● Recorded data
· · · ·
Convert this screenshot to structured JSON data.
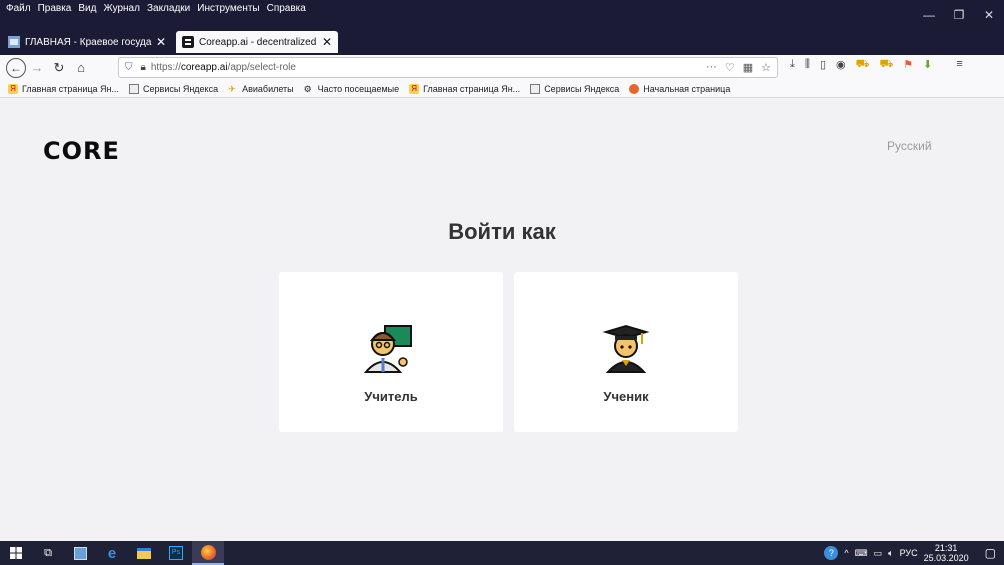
{
  "menu": [
    "Файл",
    "Правка",
    "Вид",
    "Журнал",
    "Закладки",
    "Инструменты",
    "Справка"
  ],
  "tabs": [
    {
      "title": "ГЛАВНАЯ - Краевое государс",
      "close": "✕"
    },
    {
      "title": "Coreapp.ai - decentralized onli",
      "close": "✕"
    }
  ],
  "new_tab": "+",
  "url": {
    "prefix": "https://",
    "host": "coreapp.ai",
    "path": "/app/select-role"
  },
  "bookmarks": [
    "Главная страница Ян...",
    "Сервисы Яндекса",
    "Авиабилеты",
    "Часто посещаемые",
    "Главная страница Ян...",
    "Сервисы Яндекса",
    "Начальная страница"
  ],
  "page": {
    "logo": "CORE",
    "language": "Русский",
    "heading": "Войти как",
    "roles": [
      {
        "label": "Учитель"
      },
      {
        "label": "Ученик"
      }
    ]
  },
  "taskbar": {
    "lang": "РУС",
    "time": "21:31",
    "date": "25.03.2020"
  },
  "colors": {
    "chrome_dark": "#1c1b36",
    "page_bg": "#f2f2f5",
    "card_bg": "#ffffff",
    "heading": "#333333"
  }
}
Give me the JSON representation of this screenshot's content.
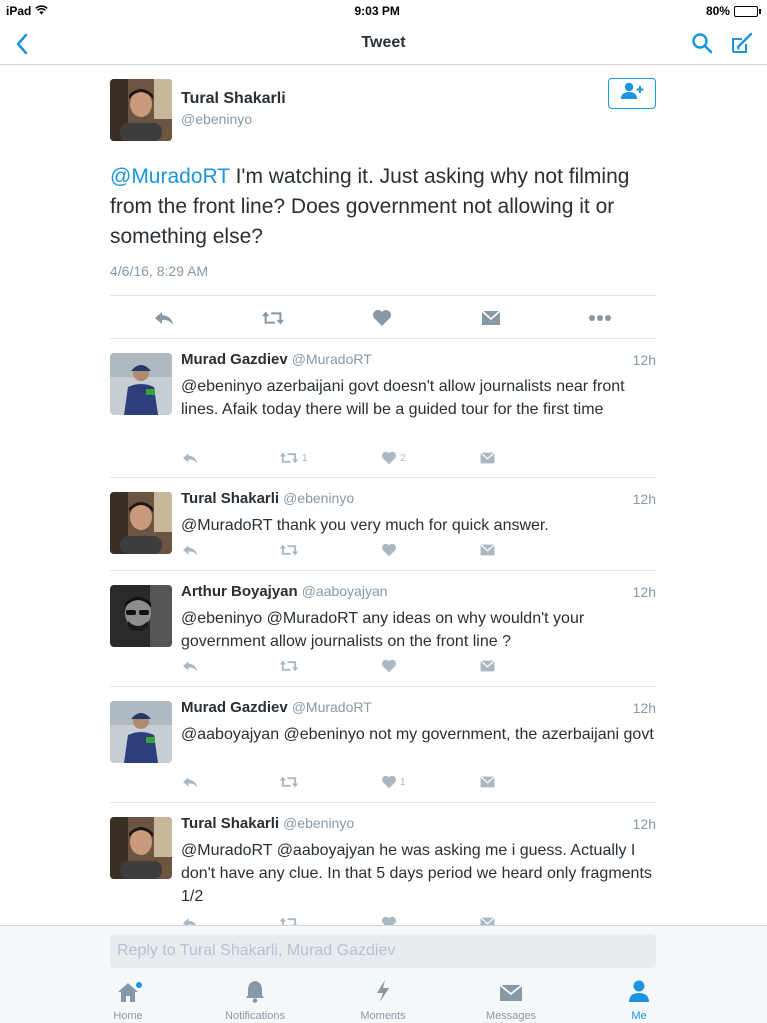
{
  "status_bar": {
    "device": "iPad",
    "time": "9:03 PM",
    "battery": "80%",
    "battery_level": 0.8
  },
  "nav": {
    "title": "Tweet",
    "back_icon": "chevron-left-icon",
    "search_icon": "search-icon",
    "compose_icon": "compose-icon"
  },
  "tweet": {
    "name": "Tural Shakarli",
    "handle": "@ebeninyo",
    "mention": "@MuradoRT",
    "text": " I'm watching it. Just asking why not filming from the front line? Does government not allowing it or something else?",
    "timestamp": "4/6/16, 8:29 AM",
    "follow_icon": "add-user-icon"
  },
  "replies": [
    {
      "name": "Murad Gazdiev",
      "handle": "@MuradoRT",
      "time": "12h",
      "text": "@ebeninyo azerbaijani govt doesn't allow journalists near front lines. Afaik today there will be a guided tour for the first time",
      "retweets": "1",
      "likes": "2"
    },
    {
      "name": "Tural Shakarli",
      "handle": "@ebeninyo",
      "time": "12h",
      "text": "@MuradoRT thank you very much for quick answer.",
      "retweets": "",
      "likes": ""
    },
    {
      "name": "Arthur Boyajyan",
      "handle": "@aaboyajyan",
      "time": "12h",
      "text": "@ebeninyo @MuradoRT any ideas on why wouldn't your government allow journalists on the front line ?",
      "retweets": "",
      "likes": ""
    },
    {
      "name": "Murad Gazdiev",
      "handle": "@MuradoRT",
      "time": "12h",
      "text": "@aaboyajyan @ebeninyo not my government, the azerbaijani govt",
      "retweets": "",
      "likes": "1"
    },
    {
      "name": "Tural Shakarli",
      "handle": "@ebeninyo",
      "time": "12h",
      "text": "@MuradoRT @aaboyajyan he was asking me i guess. Actually I don't have any clue. In that 5 days period we heard only fragments 1/2",
      "retweets": "",
      "likes": ""
    }
  ],
  "reply_box": {
    "placeholder": "Reply to Tural Shakarli, Murad Gazdiev"
  },
  "tabs": [
    {
      "label": "Home",
      "icon": "home-icon"
    },
    {
      "label": "Notifications",
      "icon": "bell-icon"
    },
    {
      "label": "Moments",
      "icon": "lightning-icon"
    },
    {
      "label": "Messages",
      "icon": "envelope-icon"
    },
    {
      "label": "Me",
      "icon": "person-icon"
    }
  ],
  "colors": {
    "accent": "#1b95e0",
    "muted": "#8899a6",
    "icon_gray": "#aab8c2"
  }
}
· · · ·
● Exercise directions
Exactly reproduce each record, leaving out any pictures.

● Exercise answer
Convert this screenshot to structured JSON data.
{
  "menu": [
    "Файл",
    "Правка",
    "Вид",
    "Журнал",
    "Закладки",
    "Инструменты",
    "Справка"
  ],
  "tabs": [
    {
      "title": "ГЛАВНАЯ - Краевое государс",
      "close": "✕"
    },
    {
      "title": "Coreapp.ai - decentralized onli",
      "close": "✕"
    }
  ],
  "new_tab": "+",
  "url": {
    "prefix": "https://",
    "host": "coreapp.ai",
    "path": "/app/select-role"
  },
  "bookmarks": [
    "Главная страница Ян...",
    "Сервисы Яндекса",
    "Авиабилеты",
    "Часто посещаемые",
    "Главная страница Ян...",
    "Сервисы Яндекса",
    "Начальная страница"
  ],
  "page": {
    "logo": "CORE",
    "language": "Русский",
    "heading": "Войти как",
    "roles": [
      {
        "label": "Учитель"
      },
      {
        "label": "Ученик"
      }
    ]
  },
  "taskbar": {
    "lang": "РУС",
    "time": "21:31",
    "date": "25.03.2020"
  },
  "colors": {
    "chrome_dark": "#1c1b36",
    "page_bg": "#f2f2f5",
    "card_bg": "#ffffff",
    "heading": "#333333"
  }
}
Give me the JSON representation of this screenshot's content.
{
  "status_bar": {
    "device": "iPad",
    "time": "9:03 PM",
    "battery": "80%",
    "battery_level": 0.8
  },
  "nav": {
    "title": "Tweet",
    "back_icon": "chevron-left-icon",
    "search_icon": "search-icon",
    "compose_icon": "compose-icon"
  },
  "tweet": {
    "name": "Tural Shakarli",
    "handle": "@ebeninyo",
    "mention": "@MuradoRT",
    "text": " I'm watching it. Just asking why not filming from the front line? Does government not allowing it or something else?",
    "timestamp": "4/6/16, 8:29 AM",
    "follow_icon": "add-user-icon"
  },
  "replies": [
    {
      "name": "Murad Gazdiev",
      "handle": "@MuradoRT",
      "time": "12h",
      "text": "@ebeninyo azerbaijani govt doesn't allow journalists near front lines. Afaik today there will be a guided tour for the first time",
      "retweets": "1",
      "likes": "2"
    },
    {
      "name": "Tural Shakarli",
      "handle": "@ebeninyo",
      "time": "12h",
      "text": "@MuradoRT thank you very much for quick answer.",
      "retweets": "",
      "likes": ""
    },
    {
      "name": "Arthur Boyajyan",
      "handle": "@aaboyajyan",
      "time": "12h",
      "text": "@ebeninyo @MuradoRT any ideas on why wouldn't your government allow journalists on the front line ?",
      "retweets": "",
      "likes": ""
    },
    {
      "name": "Murad Gazdiev",
      "handle": "@MuradoRT",
      "time": "12h",
      "text": "@aaboyajyan @ebeninyo not my government, the azerbaijani govt",
      "retweets": "",
      "likes": "1"
    },
    {
      "name": "Tural Shakarli",
      "handle": "@ebeninyo",
      "time": "12h",
      "text": "@MuradoRT @aaboyajyan he was asking me i guess. Actually I don't have any clue. In that 5 days period we heard only fragments 1/2",
      "retweets": "",
      "likes": ""
    }
  ],
  "reply_box": {
    "placeholder": "Reply to Tural Shakarli, Murad Gazdiev"
  },
  "tabs": [
    {
      "label": "Home",
      "icon": "home-icon"
    },
    {
      "label": "Notifications",
      "icon": "bell-icon"
    },
    {
      "label": "Moments",
      "icon": "lightning-icon"
    },
    {
      "label": "Messages",
      "icon": "envelope-icon"
    },
    {
      "label": "Me",
      "icon": "person-icon"
    }
  ],
  "colors": {
    "accent": "#1b95e0",
    "muted": "#8899a6",
    "icon_gray": "#aab8c2"
  }
}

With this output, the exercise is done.